Exercise goal. Scan the data for "было" and copy the lines it appears in.

Data for this exercise.

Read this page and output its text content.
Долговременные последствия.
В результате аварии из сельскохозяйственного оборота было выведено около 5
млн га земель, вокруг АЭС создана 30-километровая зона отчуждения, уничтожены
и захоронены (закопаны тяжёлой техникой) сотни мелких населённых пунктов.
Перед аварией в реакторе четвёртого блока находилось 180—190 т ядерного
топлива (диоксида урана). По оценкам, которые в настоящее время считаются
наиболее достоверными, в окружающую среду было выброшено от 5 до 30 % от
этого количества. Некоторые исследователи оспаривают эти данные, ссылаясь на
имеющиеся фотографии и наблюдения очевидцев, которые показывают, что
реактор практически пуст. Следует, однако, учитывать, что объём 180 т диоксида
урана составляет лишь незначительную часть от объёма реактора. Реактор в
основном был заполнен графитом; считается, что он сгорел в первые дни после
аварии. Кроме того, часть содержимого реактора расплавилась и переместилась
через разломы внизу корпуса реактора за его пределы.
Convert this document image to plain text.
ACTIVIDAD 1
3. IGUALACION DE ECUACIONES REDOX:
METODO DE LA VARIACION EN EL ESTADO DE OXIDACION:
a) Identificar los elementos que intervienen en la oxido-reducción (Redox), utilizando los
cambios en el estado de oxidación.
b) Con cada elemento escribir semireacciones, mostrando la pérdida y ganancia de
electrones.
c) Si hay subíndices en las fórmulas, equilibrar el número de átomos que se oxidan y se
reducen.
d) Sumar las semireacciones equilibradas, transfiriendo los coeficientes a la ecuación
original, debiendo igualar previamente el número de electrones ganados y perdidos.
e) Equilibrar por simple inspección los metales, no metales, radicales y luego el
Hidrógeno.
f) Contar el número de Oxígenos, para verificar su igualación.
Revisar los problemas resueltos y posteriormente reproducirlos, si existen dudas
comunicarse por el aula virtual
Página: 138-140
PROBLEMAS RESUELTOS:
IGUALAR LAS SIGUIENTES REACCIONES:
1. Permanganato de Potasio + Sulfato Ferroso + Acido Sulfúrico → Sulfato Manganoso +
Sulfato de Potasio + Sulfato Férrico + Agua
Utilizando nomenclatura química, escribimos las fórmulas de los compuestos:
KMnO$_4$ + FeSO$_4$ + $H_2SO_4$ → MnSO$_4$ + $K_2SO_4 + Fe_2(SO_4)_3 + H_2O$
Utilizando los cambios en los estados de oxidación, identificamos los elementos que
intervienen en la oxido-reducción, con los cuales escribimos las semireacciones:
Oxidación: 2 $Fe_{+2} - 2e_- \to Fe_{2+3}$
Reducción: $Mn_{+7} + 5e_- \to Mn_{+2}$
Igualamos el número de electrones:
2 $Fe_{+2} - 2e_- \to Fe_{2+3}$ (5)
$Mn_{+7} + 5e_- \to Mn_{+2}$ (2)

Right answer.
В результате аварии из сельскохозяйственного оборота было выведено около 5
наиболее достоверными, в окружающую среду было выброшено от 5 до 30 % от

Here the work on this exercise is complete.